Challenge - Can you recast every line of the records below as a Markdown table with the columns "Row" and "Text", numbering the rows, skipping blank lines, and omitting the pictures?

Record excerpts -
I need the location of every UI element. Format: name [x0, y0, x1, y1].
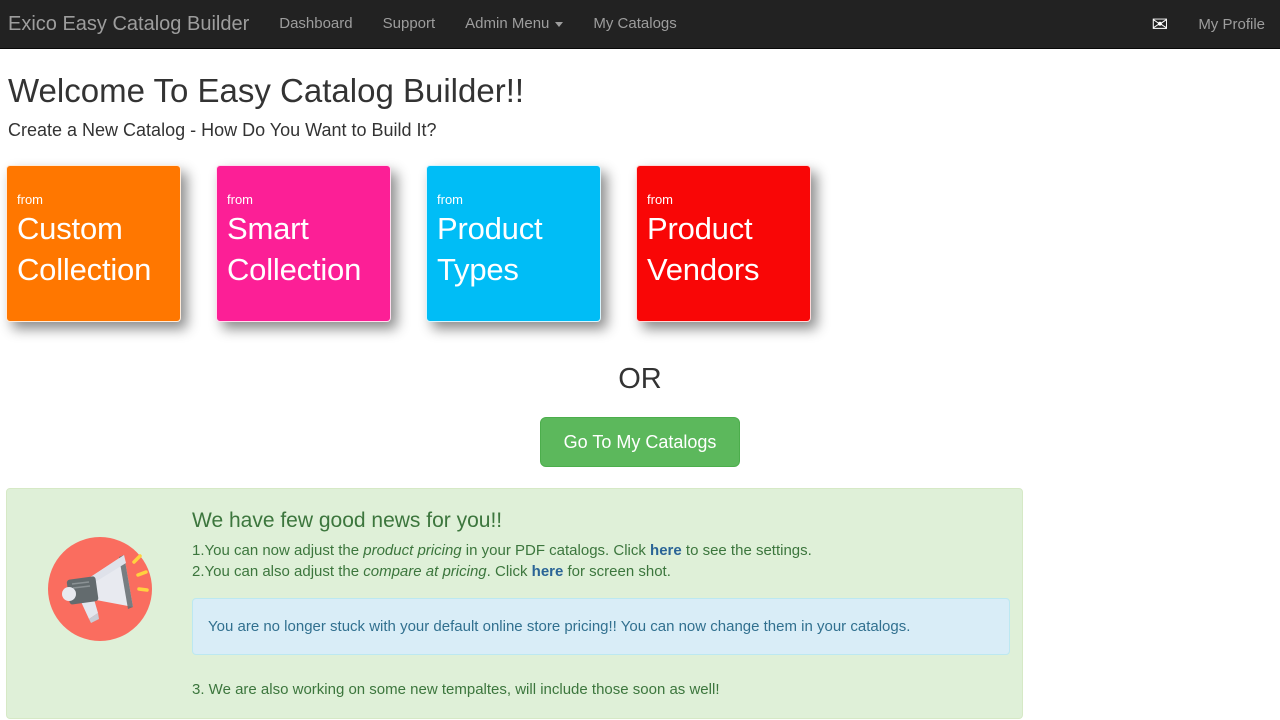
tile-product-types-line2: Types [437, 249, 600, 290]
or-label: OR [618, 363, 662, 395]
tile-smart-collection-line1: Smart [227, 208, 390, 249]
messages-link[interactable]: ✉ [1137, 0, 1184, 49]
nav-item-messages[interactable]: ✉ [1137, 0, 1184, 49]
news-item-1-prefix: 1.You can now adjust the [192, 542, 363, 559]
secondary-nav: ✉ My Profile [1137, 0, 1280, 49]
nav-item-profile[interactable]: My Profile [1183, 0, 1280, 49]
chevron-down-icon [555, 22, 563, 27]
nav-item-admin-menu[interactable]: Admin Menu [450, 0, 578, 49]
news-panel: We have few good news for you!! 1.You ca… [6, 488, 1023, 719]
catalog-source-tiles: from Custom Collection from Smart Collec… [0, 142, 1280, 322]
news-item-2-emphasis: compare at pricing [363, 563, 486, 580]
pricing-info-alert-text: You are no longer stuck with your defaul… [208, 618, 910, 635]
pricing-info-alert: You are no longer stuck with your defaul… [192, 598, 1010, 655]
tile-product-types-from: from [437, 192, 600, 207]
nav-link-admin-menu[interactable]: Admin Menu [450, 0, 578, 49]
news-body: We have few good news for you!! 1.You ca… [192, 489, 1024, 718]
news-item-2: 2.You can also adjust the compare at pri… [192, 561, 1010, 582]
nav-link-my-catalogs-label: My Catalogs [593, 14, 676, 34]
go-to-my-catalogs-button[interactable]: Go To My Catalogs [540, 417, 741, 467]
profile-link-label: My Profile [1198, 15, 1265, 35]
envelope-icon: ✉ [1152, 15, 1169, 35]
tile-smart-collection-line2: Collection [227, 249, 390, 290]
news-item-2-suffix: for screen shot. [563, 563, 671, 580]
nav-link-admin-menu-label: Admin Menu [465, 14, 549, 34]
news-item-1-link[interactable]: here [650, 542, 682, 559]
nav-item-dashboard[interactable]: Dashboard [264, 0, 367, 49]
profile-link[interactable]: My Profile [1183, 0, 1280, 49]
top-navbar: Exico Easy Catalog Builder Dashboard Sup… [0, 0, 1280, 49]
news-item-2-middle: . Click [487, 563, 532, 580]
news-item-1-suffix: to see the settings. [682, 542, 812, 559]
news-item-3: 3. We are also working on some new tempa… [192, 679, 1010, 700]
news-item-1-middle: in your PDF catalogs. Click [462, 542, 650, 559]
tile-product-vendors-line2: Vendors [647, 249, 810, 290]
tile-smart-collection-from: from [227, 192, 390, 207]
news-icon-column [7, 489, 192, 718]
primary-nav: Dashboard Support Admin Menu My Catalogs [264, 0, 692, 49]
tile-custom-collection[interactable]: from Custom Collection [6, 165, 181, 322]
tile-product-vendors[interactable]: from Product Vendors [636, 165, 811, 322]
nav-link-support[interactable]: Support [368, 0, 451, 49]
nav-item-support[interactable]: Support [368, 0, 451, 49]
nav-link-dashboard-label: Dashboard [279, 14, 352, 34]
nav-item-my-catalogs[interactable]: My Catalogs [578, 0, 691, 49]
tile-smart-collection[interactable]: from Smart Collection [216, 165, 391, 322]
tile-product-types-line1: Product [437, 208, 600, 249]
news-item-1-emphasis: product pricing [363, 542, 461, 559]
or-divider: OR [0, 322, 1280, 395]
tile-custom-collection-line1: Custom [17, 208, 180, 249]
nav-link-my-catalogs[interactable]: My Catalogs [578, 0, 691, 49]
tile-product-vendors-from: from [647, 192, 810, 207]
nav-link-dashboard[interactable]: Dashboard [264, 0, 367, 49]
page-title: Welcome To Easy Catalog Builder!! [0, 49, 1280, 111]
page-subtitle: Create a New Catalog - How Do You Want t… [0, 111, 1280, 142]
news-heading: We have few good news for you!! [192, 508, 1010, 534]
tile-product-vendors-line1: Product [647, 208, 810, 249]
cta-row: Go To My Catalogs [0, 395, 1280, 467]
news-item-2-prefix: 2.You can also adjust the [192, 563, 363, 580]
tile-custom-collection-line2: Collection [17, 249, 180, 290]
tile-custom-collection-from: from [17, 192, 180, 207]
nav-link-support-label: Support [383, 14, 436, 34]
news-item-2-link[interactable]: here [532, 563, 564, 580]
brand-logo-link[interactable]: Exico Easy Catalog Builder [0, 14, 264, 34]
news-item-1: 1.You can now adjust the product pricing… [192, 540, 1010, 561]
megaphone-icon [48, 537, 152, 641]
tile-product-types[interactable]: from Product Types [426, 165, 601, 322]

Answer for this exercise -
| Row | Text |
|---|---|
| 1 | I need the location of every UI element. Format: name [x0, y0, x1, y1]. |
| 2 | tile-product-types-line2: Types [437, 249, 600, 290] |
| 3 | or-label: OR [618, 363, 662, 395] |
| 4 | tile-smart-collection-line1: Smart [227, 208, 390, 249] |
| 5 | messages-link[interactable]: ✉ [1137, 0, 1184, 49] |
| 6 | nav-item-messages[interactable]: ✉ [1137, 0, 1184, 49] |
| 7 | news-item-1-prefix: 1.You can now adjust the [192, 542, 363, 559] |
| 8 | secondary-nav: ✉ My Profile [1137, 0, 1280, 49] |
| 9 | nav-item-profile[interactable]: My Profile [1183, 0, 1280, 49] |
| 10 | chevron-down-icon [555, 22, 563, 27] |
| 11 | nav-item-admin-menu[interactable]: Admin Menu [450, 0, 578, 49] |
| 12 | news-panel: We have few good news for you!! 1.You ca… [6, 488, 1023, 719] |
| 13 | catalog-source-tiles: from Custom Collection from Smart Collec… [0, 142, 1280, 322] |
| 14 | news-item-2-emphasis: compare at pricing [363, 563, 486, 580] |
| 15 | pricing-info-alert-text: You are no longer stuck with your defaul… [208, 618, 910, 635] |
| 16 | pricing-info-alert: You are no longer stuck with your defaul… [192, 598, 1010, 655] |
| 17 | tile-product-types-from: from [437, 192, 600, 207] |
| 18 | nav-link-admin-menu[interactable]: Admin Menu [450, 0, 578, 49] |
| 19 | news-body: We have few good news for you!! 1.You ca… [192, 489, 1024, 718] |
| 20 | news-item-2: 2.You can also adjust the compare at pri… [192, 561, 1010, 582] |
| 21 | nav-link-my-catalogs-label: My Catalogs [593, 14, 676, 34] |
| 22 | go-to-my-catalogs-button[interactable]: Go To My Catalogs [540, 417, 741, 467] |
| 23 | profile-link-label: My Profile [1198, 15, 1265, 35] |
| 24 | envelope-icon: ✉ [1152, 15, 1169, 35] |
| 25 | tile-smart-collection-line2: Collection [227, 249, 390, 290] |
| 26 | news-item-2-suffix: for screen shot. [563, 563, 671, 580] |
| 27 | nav-link-admin-menu-label: Admin Menu [465, 14, 549, 34] |
| 28 | news-item-1-link[interactable]: here [650, 542, 682, 559] |
| 29 | nav-item-dashboard[interactable]: Dashboard [264, 0, 367, 49] |
| 30 | profile-link[interactable]: My Profile [1183, 0, 1280, 49] |
| 31 | top-navbar: Exico Easy Catalog Builder Dashboard Sup… [0, 0, 1280, 49] |
| 32 | news-item-2-middle: . Click [487, 563, 532, 580] |
| 33 | news-item-1-suffix: to see the settings. [682, 542, 812, 559] |
| 34 | news-item-3: 3. We are also working on some new tempa… [192, 679, 1010, 700] |
| 35 | news-item-1-middle: in your PDF catalogs. Click [462, 542, 650, 559] |
| 36 | tile-product-vendors-line2: Vendors [647, 249, 810, 290] |
| 37 | tile-smart-collection-from: from [227, 192, 390, 207] |
| 38 | news-icon-column [7, 489, 192, 718] |
| 39 | primary-nav: Dashboard Support Admin Menu My Catalogs [264, 0, 692, 49] |
| 40 | tile-custom-collection[interactable]: from Custom Collection [6, 165, 181, 322] |
| 41 | tile-product-vendors[interactable]: from Product Vendors [636, 165, 811, 322] |
| 42 | nav-link-support[interactable]: Support [368, 0, 451, 49] |
| 43 | nav-item-support[interactable]: Support [368, 0, 451, 49] |
| 44 | nav-link-dashboard-label: Dashboard [279, 14, 352, 34] |
| 45 | nav-item-my-catalogs[interactable]: My Catalogs [578, 0, 691, 49] |
| 46 | tile-smart-collection[interactable]: from Smart Collection [216, 165, 391, 322] |
| 47 | tile-product-types-line1: Product [437, 208, 600, 249] |
| 48 | news-item-1-emphasis: product pricing [363, 542, 461, 559] |
| 49 | or-divider: OR [0, 322, 1280, 395] |
| 50 | tile-custom-collection-line1: Custom [17, 208, 180, 249] |
| 51 | nav-link-my-catalogs[interactable]: My Catalogs [578, 0, 691, 49] |
| 52 | tile-product-vendors-from: from [647, 192, 810, 207] |
| 53 | nav-link-dashboard[interactable]: Dashboard [264, 0, 367, 49] |
| 54 | page-title: Welcome To Easy Catalog Builder!! [0, 49, 1280, 111] |
| 55 | page-subtitle: Create a New Catalog - How Do You Want t… [0, 111, 1280, 142] |
| 56 | news-heading: We have few good news for you!! [192, 508, 1010, 534] |
| 57 | tile-product-vendors-line1: Product [647, 208, 810, 249] |
| 58 | cta-row: Go To My Catalogs [0, 395, 1280, 467] |
| 59 | news-item-2-prefix: 2.You can also adjust the [192, 563, 363, 580] |
| 60 | tile-custom-collection-line2: Collection [17, 249, 180, 290] |
| 61 | tile-custom-collection-from: from [17, 192, 180, 207] |
| 62 | nav-link-support-label: Support [383, 14, 436, 34] |
| 63 | news-item-2-link[interactable]: here [532, 563, 564, 580] |
| 64 | brand-logo-link[interactable]: Exico Easy Catalog Builder [0, 14, 264, 34] |
| 65 | news-item-1: 1.You can now adjust the product pricing… [192, 540, 1010, 561] |
| 66 | megaphone-icon [48, 537, 152, 641] |
| 67 | tile-product-types[interactable]: from Product Types [426, 165, 601, 322] |